---------- Supplied data ----------
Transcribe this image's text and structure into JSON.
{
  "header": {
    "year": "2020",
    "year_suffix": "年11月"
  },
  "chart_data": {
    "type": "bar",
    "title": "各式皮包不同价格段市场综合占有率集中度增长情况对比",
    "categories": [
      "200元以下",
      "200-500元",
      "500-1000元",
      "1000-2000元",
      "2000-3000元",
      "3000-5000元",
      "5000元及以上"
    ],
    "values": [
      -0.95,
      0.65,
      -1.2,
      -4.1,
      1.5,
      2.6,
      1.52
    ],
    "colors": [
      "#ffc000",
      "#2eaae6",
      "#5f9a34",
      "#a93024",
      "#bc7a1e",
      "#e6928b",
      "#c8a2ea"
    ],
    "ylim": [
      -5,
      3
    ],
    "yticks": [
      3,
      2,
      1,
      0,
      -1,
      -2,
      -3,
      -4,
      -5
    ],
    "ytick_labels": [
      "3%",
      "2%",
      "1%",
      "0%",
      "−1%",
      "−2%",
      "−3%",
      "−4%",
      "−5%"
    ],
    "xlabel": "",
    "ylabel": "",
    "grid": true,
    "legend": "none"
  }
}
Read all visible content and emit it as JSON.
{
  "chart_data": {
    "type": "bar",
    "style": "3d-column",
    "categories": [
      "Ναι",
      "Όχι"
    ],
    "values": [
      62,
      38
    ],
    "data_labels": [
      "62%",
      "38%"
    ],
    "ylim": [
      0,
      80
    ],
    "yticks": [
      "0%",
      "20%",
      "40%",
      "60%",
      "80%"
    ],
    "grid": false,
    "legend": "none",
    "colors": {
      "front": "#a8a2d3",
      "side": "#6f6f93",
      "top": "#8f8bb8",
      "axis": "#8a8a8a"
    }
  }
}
----------
# [Written instruction]
Find the line with "Read all visible content and emit it as JSON." in the listing above, then write out that line and each remaining line exactly, with no other text.

# [Result below]
Read all visible content and emit it as JSON.
{
  "chart_data": {
    "type": "bar",
    "style": "3d-column",
    "categories": [
      "Ναι",
      "Όχι"
    ],
    "values": [
      62,
      38
    ],
    "data_labels": [
      "62%",
      "38%"
    ],
    "ylim": [
      0,
      80
    ],
    "yticks": [
      "0%",
      "20%",
      "40%",
      "60%",
      "80%"
    ],
    "grid": false,
    "legend": "none",
    "colors": {
      "front": "#a8a2d3",
      "side": "#6f6f93",
      "top": "#8f8bb8",
      "axis": "#8a8a8a"
    }
  }
}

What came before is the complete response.